### Task to complete
The required result is the exact run of lines beginning at the one containing "Transcribe the text in this document." and ending at the last line of the entries.

### Information shown
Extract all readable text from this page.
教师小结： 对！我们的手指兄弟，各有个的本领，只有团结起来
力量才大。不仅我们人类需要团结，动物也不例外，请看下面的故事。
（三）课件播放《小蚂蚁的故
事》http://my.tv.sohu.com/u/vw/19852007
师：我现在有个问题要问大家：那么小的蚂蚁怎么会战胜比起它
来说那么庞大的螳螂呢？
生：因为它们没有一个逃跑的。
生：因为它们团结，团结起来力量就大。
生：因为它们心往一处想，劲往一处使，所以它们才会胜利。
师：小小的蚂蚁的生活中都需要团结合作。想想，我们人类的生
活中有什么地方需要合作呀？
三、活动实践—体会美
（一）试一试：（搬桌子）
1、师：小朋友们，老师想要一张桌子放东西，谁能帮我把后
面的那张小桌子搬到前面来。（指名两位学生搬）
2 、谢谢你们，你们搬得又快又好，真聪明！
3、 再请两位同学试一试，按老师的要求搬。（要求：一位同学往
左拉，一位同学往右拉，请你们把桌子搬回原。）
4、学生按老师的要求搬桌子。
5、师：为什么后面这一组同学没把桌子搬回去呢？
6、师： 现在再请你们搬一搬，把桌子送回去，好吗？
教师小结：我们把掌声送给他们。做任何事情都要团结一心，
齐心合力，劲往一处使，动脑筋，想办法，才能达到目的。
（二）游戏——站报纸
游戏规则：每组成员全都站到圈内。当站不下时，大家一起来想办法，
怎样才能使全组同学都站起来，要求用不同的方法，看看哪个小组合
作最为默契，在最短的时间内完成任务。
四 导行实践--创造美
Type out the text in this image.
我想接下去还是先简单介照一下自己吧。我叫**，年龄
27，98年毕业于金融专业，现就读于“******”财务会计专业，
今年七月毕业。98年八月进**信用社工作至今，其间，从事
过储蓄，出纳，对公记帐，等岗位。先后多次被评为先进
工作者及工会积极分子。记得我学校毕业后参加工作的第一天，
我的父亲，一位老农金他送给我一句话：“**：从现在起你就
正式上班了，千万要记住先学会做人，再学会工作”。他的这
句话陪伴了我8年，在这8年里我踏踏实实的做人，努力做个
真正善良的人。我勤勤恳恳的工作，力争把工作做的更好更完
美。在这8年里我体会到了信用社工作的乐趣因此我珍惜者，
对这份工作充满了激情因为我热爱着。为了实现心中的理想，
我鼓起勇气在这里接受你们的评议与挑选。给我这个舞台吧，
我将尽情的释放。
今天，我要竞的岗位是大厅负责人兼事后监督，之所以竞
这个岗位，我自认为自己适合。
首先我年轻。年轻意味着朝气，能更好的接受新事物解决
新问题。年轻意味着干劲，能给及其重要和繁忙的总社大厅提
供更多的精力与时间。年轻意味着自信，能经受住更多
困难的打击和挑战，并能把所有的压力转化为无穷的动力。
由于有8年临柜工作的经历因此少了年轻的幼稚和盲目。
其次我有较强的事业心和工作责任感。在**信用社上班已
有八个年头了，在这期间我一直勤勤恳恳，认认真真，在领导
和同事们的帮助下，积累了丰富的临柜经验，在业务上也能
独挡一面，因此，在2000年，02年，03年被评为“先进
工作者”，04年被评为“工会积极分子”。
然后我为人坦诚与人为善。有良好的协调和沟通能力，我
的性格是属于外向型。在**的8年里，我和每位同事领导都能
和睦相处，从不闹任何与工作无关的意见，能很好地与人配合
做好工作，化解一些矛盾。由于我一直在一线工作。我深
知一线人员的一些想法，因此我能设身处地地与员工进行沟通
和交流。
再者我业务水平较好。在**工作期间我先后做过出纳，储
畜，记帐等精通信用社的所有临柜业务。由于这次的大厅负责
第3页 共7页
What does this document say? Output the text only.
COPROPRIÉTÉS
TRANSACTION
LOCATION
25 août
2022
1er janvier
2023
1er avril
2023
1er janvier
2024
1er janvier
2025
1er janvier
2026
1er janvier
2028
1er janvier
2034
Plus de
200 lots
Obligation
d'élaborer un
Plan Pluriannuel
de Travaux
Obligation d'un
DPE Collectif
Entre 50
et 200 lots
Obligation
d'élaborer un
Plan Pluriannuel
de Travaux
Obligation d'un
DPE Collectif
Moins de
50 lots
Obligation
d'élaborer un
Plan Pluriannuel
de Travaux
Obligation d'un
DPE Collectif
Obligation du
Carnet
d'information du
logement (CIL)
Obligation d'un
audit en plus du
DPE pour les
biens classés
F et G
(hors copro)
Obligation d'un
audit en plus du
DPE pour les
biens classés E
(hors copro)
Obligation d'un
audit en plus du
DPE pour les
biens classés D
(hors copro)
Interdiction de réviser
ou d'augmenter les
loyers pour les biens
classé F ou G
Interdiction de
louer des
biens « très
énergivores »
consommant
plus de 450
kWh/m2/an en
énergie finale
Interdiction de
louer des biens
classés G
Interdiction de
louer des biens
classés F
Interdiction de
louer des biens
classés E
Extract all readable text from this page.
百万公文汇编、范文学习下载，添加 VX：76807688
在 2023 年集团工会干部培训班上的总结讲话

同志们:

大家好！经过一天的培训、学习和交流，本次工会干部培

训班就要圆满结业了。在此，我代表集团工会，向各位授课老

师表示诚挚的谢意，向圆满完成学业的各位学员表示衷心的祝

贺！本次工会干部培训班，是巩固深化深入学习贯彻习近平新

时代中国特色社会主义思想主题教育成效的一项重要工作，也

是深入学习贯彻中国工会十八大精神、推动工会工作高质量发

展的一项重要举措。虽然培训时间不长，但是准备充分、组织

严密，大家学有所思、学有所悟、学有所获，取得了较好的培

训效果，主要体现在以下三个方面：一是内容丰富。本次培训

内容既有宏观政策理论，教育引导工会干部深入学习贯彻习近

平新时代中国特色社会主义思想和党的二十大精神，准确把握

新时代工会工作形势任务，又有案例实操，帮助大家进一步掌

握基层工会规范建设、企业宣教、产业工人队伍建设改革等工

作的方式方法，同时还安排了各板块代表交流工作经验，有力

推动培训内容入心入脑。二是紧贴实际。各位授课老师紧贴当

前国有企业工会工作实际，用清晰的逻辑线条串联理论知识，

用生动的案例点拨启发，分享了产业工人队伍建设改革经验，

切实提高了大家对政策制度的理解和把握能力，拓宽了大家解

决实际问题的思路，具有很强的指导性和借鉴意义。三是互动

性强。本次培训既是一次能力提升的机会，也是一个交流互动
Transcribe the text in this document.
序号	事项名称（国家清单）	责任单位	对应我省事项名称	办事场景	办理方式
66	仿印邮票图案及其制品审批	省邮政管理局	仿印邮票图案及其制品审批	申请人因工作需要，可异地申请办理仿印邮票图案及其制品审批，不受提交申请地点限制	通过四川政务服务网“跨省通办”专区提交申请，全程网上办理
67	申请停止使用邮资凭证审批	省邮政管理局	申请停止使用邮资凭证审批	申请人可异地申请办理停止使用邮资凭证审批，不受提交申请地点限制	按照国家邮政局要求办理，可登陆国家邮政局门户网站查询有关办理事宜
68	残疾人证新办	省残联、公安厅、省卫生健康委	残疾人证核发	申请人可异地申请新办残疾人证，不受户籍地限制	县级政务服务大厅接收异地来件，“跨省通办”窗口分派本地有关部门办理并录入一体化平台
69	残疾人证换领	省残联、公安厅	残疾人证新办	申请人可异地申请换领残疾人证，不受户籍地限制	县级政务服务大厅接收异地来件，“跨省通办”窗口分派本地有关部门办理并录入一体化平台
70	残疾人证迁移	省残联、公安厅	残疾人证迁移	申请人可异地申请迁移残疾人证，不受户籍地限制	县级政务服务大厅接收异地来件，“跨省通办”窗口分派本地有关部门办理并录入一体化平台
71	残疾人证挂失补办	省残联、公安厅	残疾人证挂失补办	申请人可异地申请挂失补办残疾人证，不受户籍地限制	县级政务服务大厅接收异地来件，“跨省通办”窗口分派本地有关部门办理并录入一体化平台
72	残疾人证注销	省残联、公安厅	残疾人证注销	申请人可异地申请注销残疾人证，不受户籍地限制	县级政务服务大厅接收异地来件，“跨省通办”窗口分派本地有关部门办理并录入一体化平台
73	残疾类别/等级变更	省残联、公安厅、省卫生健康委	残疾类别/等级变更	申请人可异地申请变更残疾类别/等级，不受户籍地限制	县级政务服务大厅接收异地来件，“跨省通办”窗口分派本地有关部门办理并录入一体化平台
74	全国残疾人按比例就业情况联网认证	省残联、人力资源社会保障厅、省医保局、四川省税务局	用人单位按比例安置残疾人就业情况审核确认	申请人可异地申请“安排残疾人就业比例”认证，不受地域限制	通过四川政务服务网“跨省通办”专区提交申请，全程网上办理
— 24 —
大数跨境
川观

### Written answer
Transcribe the text in this document.
序号	事项名称（国家清单）	责任单位	对应我省事项名称	办事场景	办理方式
66	仿印邮票图案及其制品审批	省邮政管理局	仿印邮票图案及其制品审批	申请人因工作需要，可异地申请办理仿印邮票图案及其制品审批，不受提交申请地点限制	通过四川政务服务网“跨省通办”专区提交申请，全程网上办理
67	申请停止使用邮资凭证审批	省邮政管理局	申请停止使用邮资凭证审批	申请人可异地申请办理停止使用邮资凭证审批，不受提交申请地点限制	按照国家邮政局要求办理，可登陆国家邮政局门户网站查询有关办理事宜
68	残疾人证新办	省残联、公安厅、省卫生健康委	残疾人证核发	申请人可异地申请新办残疾人证，不受户籍地限制	县级政务服务大厅接收异地来件，“跨省通办”窗口分派本地有关部门办理并录入一体化平台
69	残疾人证换领	省残联、公安厅	残疾人证新办	申请人可异地申请换领残疾人证，不受户籍地限制	县级政务服务大厅接收异地来件，“跨省通办”窗口分派本地有关部门办理并录入一体化平台
70	残疾人证迁移	省残联、公安厅	残疾人证迁移	申请人可异地申请迁移残疾人证，不受户籍地限制	县级政务服务大厅接收异地来件，“跨省通办”窗口分派本地有关部门办理并录入一体化平台
71	残疾人证挂失补办	省残联、公安厅	残疾人证挂失补办	申请人可异地申请挂失补办残疾人证，不受户籍地限制	县级政务服务大厅接收异地来件，“跨省通办”窗口分派本地有关部门办理并录入一体化平台
72	残疾人证注销	省残联、公安厅	残疾人证注销	申请人可异地申请注销残疾人证，不受户籍地限制	县级政务服务大厅接收异地来件，“跨省通办”窗口分派本地有关部门办理并录入一体化平台
73	残疾类别/等级变更	省残联、公安厅、省卫生健康委	残疾类别/等级变更	申请人可异地申请变更残疾类别/等级，不受户籍地限制	县级政务服务大厅接收异地来件，“跨省通办”窗口分派本地有关部门办理并录入一体化平台
74	全国残疾人按比例就业情况联网认证	省残联、人力资源社会保障厅、省医保局、四川省税务局	用人单位按比例安置残疾人就业情况审核确认	申请人可异地申请“安排残疾人就业比例”认证，不受地域限制	通过四川政务服务网“跨省通办”专区提交申请，全程网上办理
— 24 —
大数跨境
川观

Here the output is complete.